[Supplied passage]
>>
In her amended complaint, Mavourneen Doherty, a provider of space to charities for bingo games, alleges that the defendants conspired to violate her rights under the Fourteenth Amendment. Specifically, she alleges that the defendants improperly required her to obtain a Public Place of Amusement (PPA) license for one bingo hall and denied her zoning certification for another. The district court dismissed the amended complaint for failure to state a claim upon which relief can be granted. For the reasons set forth in the following opinion, we affirm the judgment of the district court.
I
BACKGROUND
A. Facts
Because this ease comes to us on appeal from the dismissal of a complaint for failure to state a cause of action,
see
Fed. R.Civ.P. 12(b)(6), we take the facts as alleged in the complaint as true.
City Nat’l Bank of Fla. v. Checkers, Simon & Rosner,
Mavourneen Doherty operates a not-for-profit business of providing charities with space in which to hold fundraising bingo games. For the past ten years, she has operated bingo halls at various locations in the City of Chicago. Ms. Doherty is licensed by the State of Illinois to conduct this business; her license is policed by the Illinois Department of Revenue.
<<
Write out the part of the bingo hall court opinion starting with "City Nat’l Bank" and going on through "Department of Revenue.". The items that follow come from a different source than the court opinion.

[Raw data]
>>
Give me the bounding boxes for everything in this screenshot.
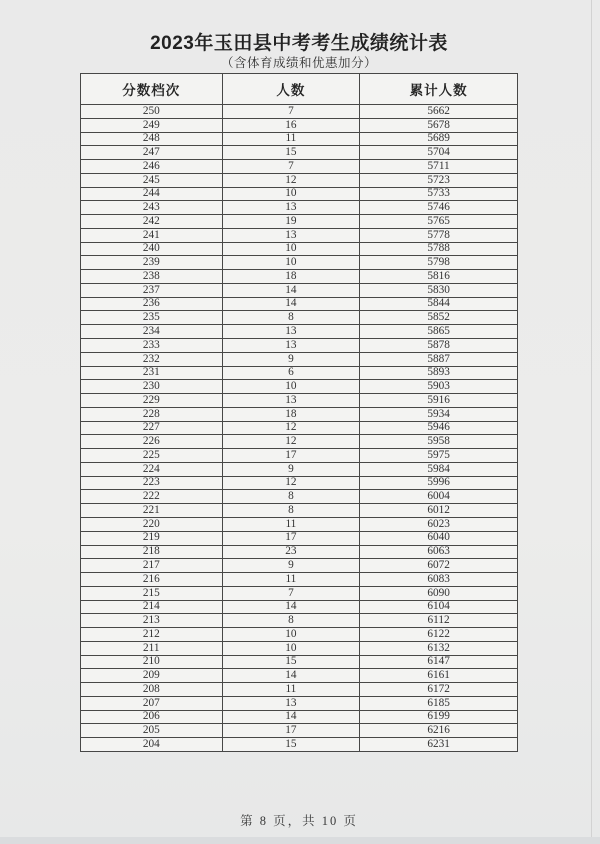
<<
>>
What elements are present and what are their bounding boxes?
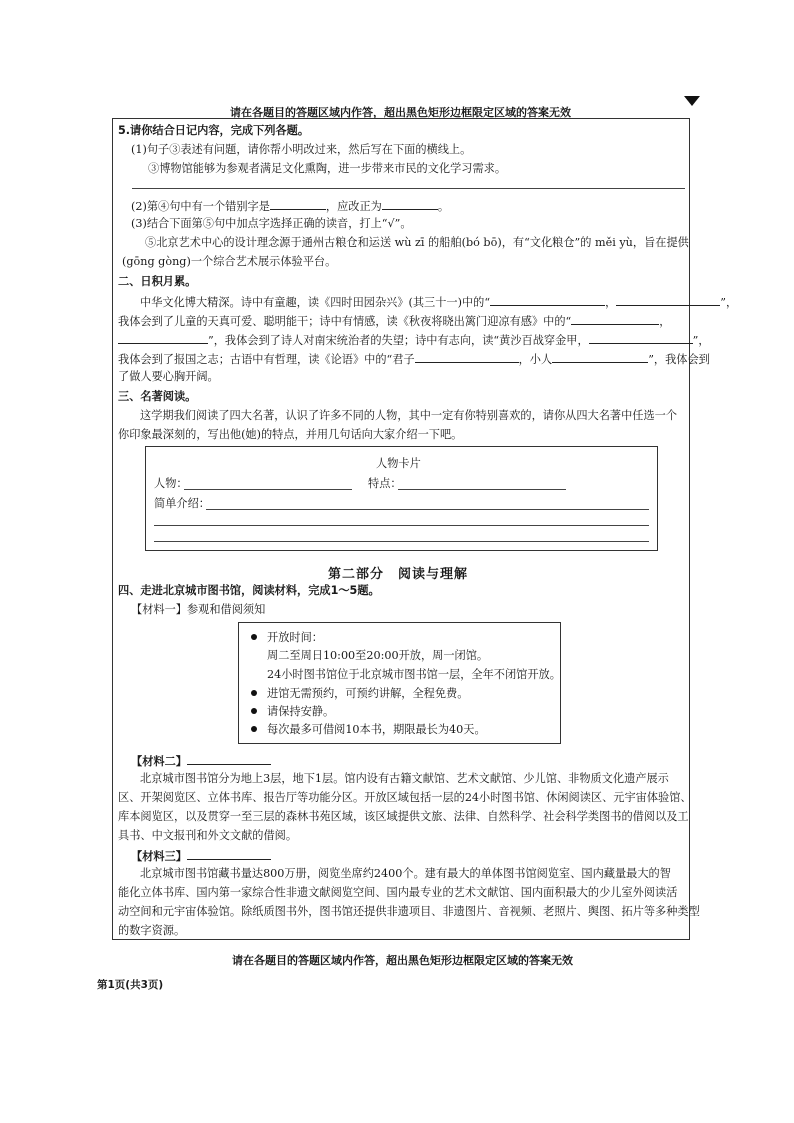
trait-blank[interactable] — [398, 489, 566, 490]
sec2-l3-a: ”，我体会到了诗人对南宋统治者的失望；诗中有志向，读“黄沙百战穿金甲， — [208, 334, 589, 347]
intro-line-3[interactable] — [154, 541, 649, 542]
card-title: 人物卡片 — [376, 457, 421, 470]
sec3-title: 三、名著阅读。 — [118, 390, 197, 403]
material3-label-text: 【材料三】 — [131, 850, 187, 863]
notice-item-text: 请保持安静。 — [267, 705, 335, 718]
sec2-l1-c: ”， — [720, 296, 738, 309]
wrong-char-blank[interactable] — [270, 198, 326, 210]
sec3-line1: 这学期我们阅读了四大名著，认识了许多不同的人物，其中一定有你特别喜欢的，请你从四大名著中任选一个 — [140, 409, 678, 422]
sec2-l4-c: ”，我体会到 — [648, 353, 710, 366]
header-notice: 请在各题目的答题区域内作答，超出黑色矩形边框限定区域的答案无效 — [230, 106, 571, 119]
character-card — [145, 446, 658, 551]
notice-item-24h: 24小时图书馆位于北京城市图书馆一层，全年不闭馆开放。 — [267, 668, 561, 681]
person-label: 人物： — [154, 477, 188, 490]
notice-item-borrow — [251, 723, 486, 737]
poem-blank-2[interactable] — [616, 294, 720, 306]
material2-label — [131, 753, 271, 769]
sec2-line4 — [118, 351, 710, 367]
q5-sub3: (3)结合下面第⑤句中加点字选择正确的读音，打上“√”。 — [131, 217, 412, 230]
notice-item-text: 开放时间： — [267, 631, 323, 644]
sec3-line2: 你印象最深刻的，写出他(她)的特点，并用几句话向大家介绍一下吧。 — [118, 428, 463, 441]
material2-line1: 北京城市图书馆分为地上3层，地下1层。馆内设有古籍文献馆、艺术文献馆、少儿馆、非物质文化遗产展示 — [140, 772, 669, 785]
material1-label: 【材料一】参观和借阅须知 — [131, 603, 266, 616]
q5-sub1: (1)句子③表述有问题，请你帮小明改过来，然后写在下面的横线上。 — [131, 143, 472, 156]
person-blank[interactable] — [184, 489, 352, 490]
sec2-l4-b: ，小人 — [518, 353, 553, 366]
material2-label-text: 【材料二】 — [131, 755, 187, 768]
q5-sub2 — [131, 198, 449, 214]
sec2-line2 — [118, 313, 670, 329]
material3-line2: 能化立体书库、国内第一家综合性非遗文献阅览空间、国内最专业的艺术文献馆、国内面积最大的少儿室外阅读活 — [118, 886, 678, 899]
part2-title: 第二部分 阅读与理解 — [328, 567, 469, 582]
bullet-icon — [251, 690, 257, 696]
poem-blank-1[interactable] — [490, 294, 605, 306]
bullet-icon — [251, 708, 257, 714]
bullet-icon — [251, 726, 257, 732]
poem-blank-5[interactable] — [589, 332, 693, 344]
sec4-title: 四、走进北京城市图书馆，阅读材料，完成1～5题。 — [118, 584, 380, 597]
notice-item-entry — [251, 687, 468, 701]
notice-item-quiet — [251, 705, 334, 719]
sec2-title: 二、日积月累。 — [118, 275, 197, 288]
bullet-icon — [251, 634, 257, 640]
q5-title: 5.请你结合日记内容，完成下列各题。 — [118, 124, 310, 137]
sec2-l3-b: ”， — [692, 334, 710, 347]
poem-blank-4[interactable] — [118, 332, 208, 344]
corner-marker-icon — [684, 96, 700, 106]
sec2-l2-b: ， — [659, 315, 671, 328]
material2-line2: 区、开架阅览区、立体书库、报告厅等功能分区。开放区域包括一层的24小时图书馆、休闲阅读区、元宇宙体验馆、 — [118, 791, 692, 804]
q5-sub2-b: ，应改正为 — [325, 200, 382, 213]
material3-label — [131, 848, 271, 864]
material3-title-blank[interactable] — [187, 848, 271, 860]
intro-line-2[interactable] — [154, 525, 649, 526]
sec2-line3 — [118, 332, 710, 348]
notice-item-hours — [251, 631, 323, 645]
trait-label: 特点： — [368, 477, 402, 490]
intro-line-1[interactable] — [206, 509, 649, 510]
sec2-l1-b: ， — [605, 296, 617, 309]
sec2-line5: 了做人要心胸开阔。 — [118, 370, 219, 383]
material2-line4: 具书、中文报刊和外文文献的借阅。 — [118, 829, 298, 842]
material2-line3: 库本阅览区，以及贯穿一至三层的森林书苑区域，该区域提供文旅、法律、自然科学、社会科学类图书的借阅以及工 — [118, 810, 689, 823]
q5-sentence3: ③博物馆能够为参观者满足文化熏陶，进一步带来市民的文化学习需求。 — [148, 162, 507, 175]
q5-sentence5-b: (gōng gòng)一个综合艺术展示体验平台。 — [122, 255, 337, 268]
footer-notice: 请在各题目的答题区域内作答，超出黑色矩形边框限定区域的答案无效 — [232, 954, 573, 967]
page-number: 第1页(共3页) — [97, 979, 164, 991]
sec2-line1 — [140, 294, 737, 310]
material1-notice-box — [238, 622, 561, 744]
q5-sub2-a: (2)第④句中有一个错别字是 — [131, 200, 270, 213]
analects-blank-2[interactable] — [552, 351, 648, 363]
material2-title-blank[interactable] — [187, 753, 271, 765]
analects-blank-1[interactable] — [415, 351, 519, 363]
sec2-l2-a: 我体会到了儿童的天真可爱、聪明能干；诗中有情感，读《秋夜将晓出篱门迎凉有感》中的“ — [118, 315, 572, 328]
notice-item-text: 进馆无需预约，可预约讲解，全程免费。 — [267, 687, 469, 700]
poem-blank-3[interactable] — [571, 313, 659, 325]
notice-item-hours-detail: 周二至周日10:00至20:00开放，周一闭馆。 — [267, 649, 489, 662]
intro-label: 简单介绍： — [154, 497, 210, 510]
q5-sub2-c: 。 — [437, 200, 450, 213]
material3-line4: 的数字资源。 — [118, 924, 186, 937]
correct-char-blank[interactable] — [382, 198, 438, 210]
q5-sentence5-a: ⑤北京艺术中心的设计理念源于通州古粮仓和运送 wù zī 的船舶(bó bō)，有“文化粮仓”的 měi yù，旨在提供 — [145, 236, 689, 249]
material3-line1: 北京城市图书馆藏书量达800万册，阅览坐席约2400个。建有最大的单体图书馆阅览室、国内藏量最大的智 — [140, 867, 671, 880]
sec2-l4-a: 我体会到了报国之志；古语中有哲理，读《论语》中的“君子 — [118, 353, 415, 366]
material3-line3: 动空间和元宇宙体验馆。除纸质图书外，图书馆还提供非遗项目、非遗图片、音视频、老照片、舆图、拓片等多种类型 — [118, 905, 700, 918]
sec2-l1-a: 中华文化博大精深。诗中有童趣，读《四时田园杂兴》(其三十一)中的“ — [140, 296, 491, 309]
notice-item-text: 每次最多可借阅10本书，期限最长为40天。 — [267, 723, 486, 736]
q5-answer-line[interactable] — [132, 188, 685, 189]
<<
[Task output]
City Nat’l Bank of Fla. v. Checkers, Simon & Rosner,
Mavourneen Doherty operates a not-for-profit business of providing charities with space in which to hold fundraising bingo games. For the past ten years, she has operated bingo halls at various locations in the City of Chicago. Ms. Doherty is licensed by the State of Illinois to conduct this business; her license is policed by the Illinois Department of Revenue.